*Task objective*
Select, from the material below, each line with "data" in it.

*Material*
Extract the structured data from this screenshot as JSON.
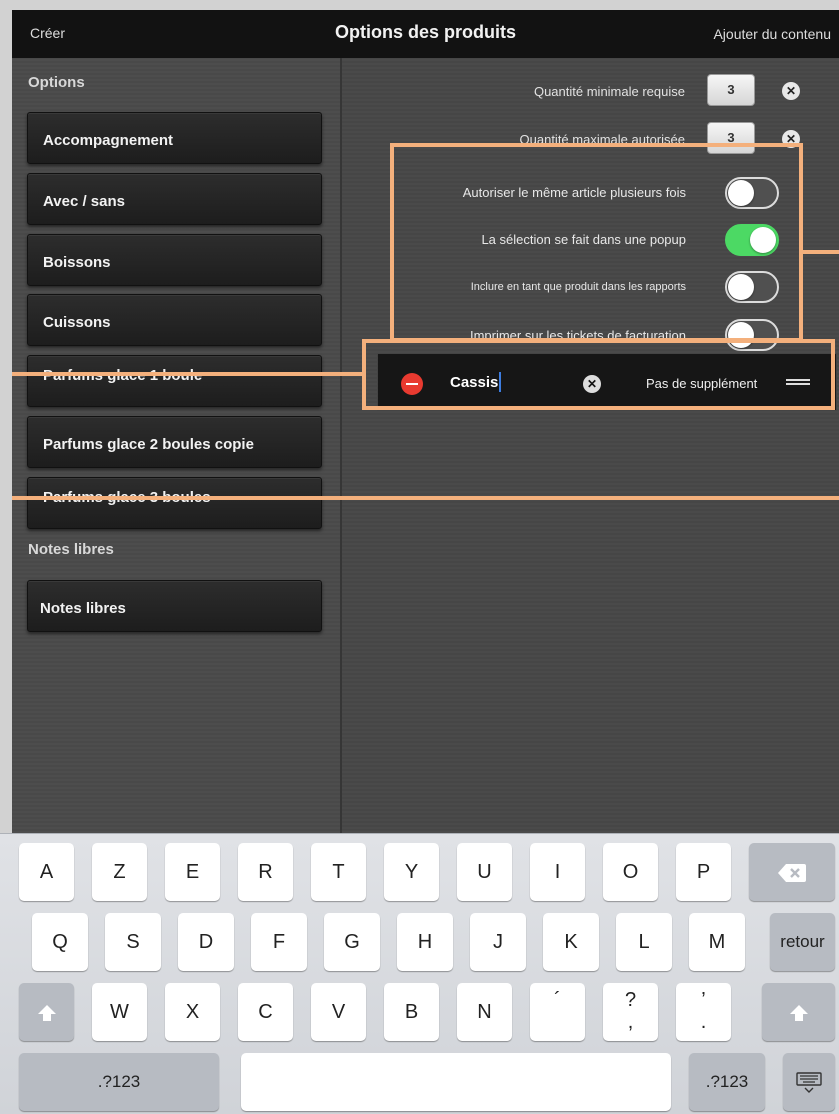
{
  "topbar": {
    "left_label": "Créer",
    "title": "Options des produits",
    "right_label": "Ajouter du contenu"
  },
  "sidebar": {
    "options_header": "Options",
    "options": [
      "Accompagnement",
      "Avec / sans",
      "Boissons",
      "Cuissons",
      "Parfums glace 1 boule",
      "Parfums glace 2 boules copie",
      "Parfums glace 3 boules"
    ],
    "notes_header": "Notes libres",
    "notes": [
      "Notes libres"
    ]
  },
  "quantities": {
    "min_label": "Quantité minimale requise",
    "min_value": "3",
    "max_label": "Quantité maximale autorisée",
    "max_value": "3"
  },
  "toggles": [
    {
      "label": "Autoriser le même article plusieurs fois",
      "on": false
    },
    {
      "label": "La sélection se fait dans une popup",
      "on": true
    },
    {
      "label": "Inclure en tant que produit dans les rapports",
      "on": false
    },
    {
      "label": "Imprimer sur les tickets de facturation",
      "on": false
    }
  ],
  "item": {
    "name": "Cassis",
    "supplement": "Pas de supplément"
  },
  "keyboard": {
    "row1": [
      "A",
      "Z",
      "E",
      "R",
      "T",
      "Y",
      "U",
      "I",
      "O",
      "P"
    ],
    "row2": [
      "Q",
      "S",
      "D",
      "F",
      "G",
      "H",
      "J",
      "K",
      "L",
      "M"
    ],
    "return_label": "retour",
    "row3": [
      "W",
      "X",
      "C",
      "V",
      "B",
      "N"
    ],
    "row3_punct": [
      "´",
      "?\n,",
      "’\n."
    ],
    "numbers_label": ".?123"
  },
  "colors": {
    "toggle_on": "#4cd964",
    "annotation": "#f4b07c",
    "delete_red": "#e83a30"
  }
}
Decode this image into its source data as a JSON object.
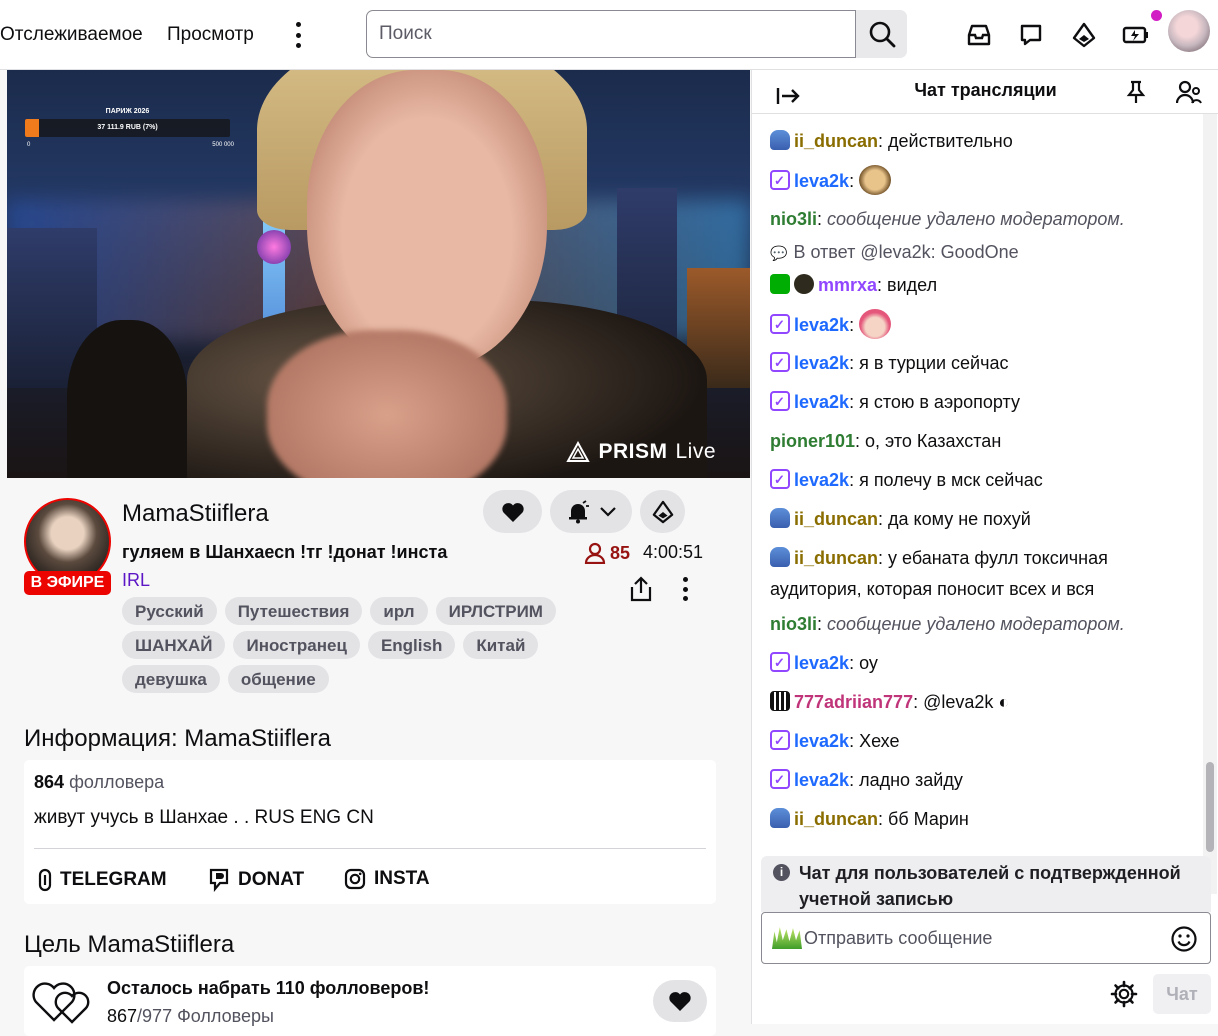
{
  "nav": {
    "following": "Отслеживаемое",
    "browse": "Просмотр",
    "search_placeholder": "Поиск"
  },
  "player": {
    "goal_title": "ПАРИЖ 2026",
    "goal_text": "37 111.9 RUB (7%)",
    "goal_min": "0",
    "goal_max": "500 000",
    "goal_progress": 0.07,
    "watermark_brand": "PRISM",
    "watermark_suffix": "Live"
  },
  "channel": {
    "name": "MamaStiiflera",
    "live_badge": "В ЭФИРЕ",
    "title": "гуляем в Шанхаесn !тг !донат !инста",
    "category": "IRL",
    "viewers": "85",
    "uptime": "4:00:51",
    "tags": [
      "Русский",
      "Путешествия",
      "ирл",
      "ИРЛСТРИМ",
      "ШАНХАЙ",
      "Иностранец",
      "English",
      "Китай",
      "девушка",
      "общение"
    ]
  },
  "about": {
    "heading_prefix": "Информация: ",
    "heading_name": "MamaStiiflera",
    "followers_count": "864",
    "followers_label": "фолловера",
    "bio": "живут учусь в Шанхае .      . RUS ENG CN",
    "links": [
      "TELEGRAM",
      "DONAT",
      "INSTA"
    ]
  },
  "goal": {
    "heading_prefix": "Цель ",
    "heading_name": "MamaStiiflera",
    "title": "Осталось набрать 110 фолловеров!",
    "current": "867",
    "target": "/977 Фолловеры"
  },
  "chat": {
    "title": "Чат трансляции",
    "messages": [
      {
        "badge": "gift",
        "user": "ii_duncan",
        "color": "#8a6d00",
        "text": ": действительно"
      },
      {
        "badge": "sub",
        "user": "leva2k",
        "color": "#1e69ff",
        "text": ": ",
        "emote": "dog"
      },
      {
        "badge": "",
        "user": "nio3li",
        "color": "#2e7d32",
        "text": ": ",
        "deleted": "сообщение удалено модератором."
      },
      {
        "reply": "В ответ @leva2k: GoodOne"
      },
      {
        "badge": "mod",
        "badge2": "vip",
        "user": "mmrxa",
        "color": "#9147ff",
        "text": ": видел"
      },
      {
        "badge": "sub",
        "user": "leva2k",
        "color": "#1e69ff",
        "text": ": ",
        "emote": "girl"
      },
      {
        "badge": "sub",
        "user": "leva2k",
        "color": "#1e69ff",
        "text": ": я в турции сейчас"
      },
      {
        "badge": "sub",
        "user": "leva2k",
        "color": "#1e69ff",
        "text": ": я стою в аэропорту"
      },
      {
        "badge": "",
        "user": "pioner101",
        "color": "#2e7d32",
        "text": ": о, это Казахстан"
      },
      {
        "badge": "sub",
        "user": "leva2k",
        "color": "#1e69ff",
        "text": ": я полечу в мск сейчас"
      },
      {
        "badge": "gift",
        "user": "ii_duncan",
        "color": "#8a6d00",
        "text": ": да кому не похуй"
      },
      {
        "badge": "gift",
        "user": "ii_duncan",
        "color": "#8a6d00",
        "text": ": у ебаната фулл токсичная аудитория, которая поносит всех и вся"
      },
      {
        "badge": "",
        "user": "nio3li",
        "color": "#2e7d32",
        "text": ": ",
        "deleted": "сообщение удалено модератором."
      },
      {
        "badge": "sub",
        "user": "leva2k",
        "color": "#1e69ff",
        "text": ": оу"
      },
      {
        "badge": "qr",
        "user": "777adriian777",
        "color": "#c0357a",
        "text": ": @leva2k ◐"
      },
      {
        "badge": "sub",
        "user": "leva2k",
        "color": "#1e69ff",
        "text": ": Хехе"
      },
      {
        "badge": "sub",
        "user": "leva2k",
        "color": "#1e69ff",
        "text": ": ладно зайду"
      },
      {
        "badge": "gift",
        "user": "ii_duncan",
        "color": "#8a6d00",
        "text": ": бб Марин"
      }
    ],
    "verify_note": "Чат для пользователей с подтвержденной учетной записью",
    "input_placeholder": "Отправить сообщение",
    "send_label": "Чат"
  }
}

*Full answer*
Extract the structured data from this screenshot as JSON.
Decode this image into its source data as a JSON object.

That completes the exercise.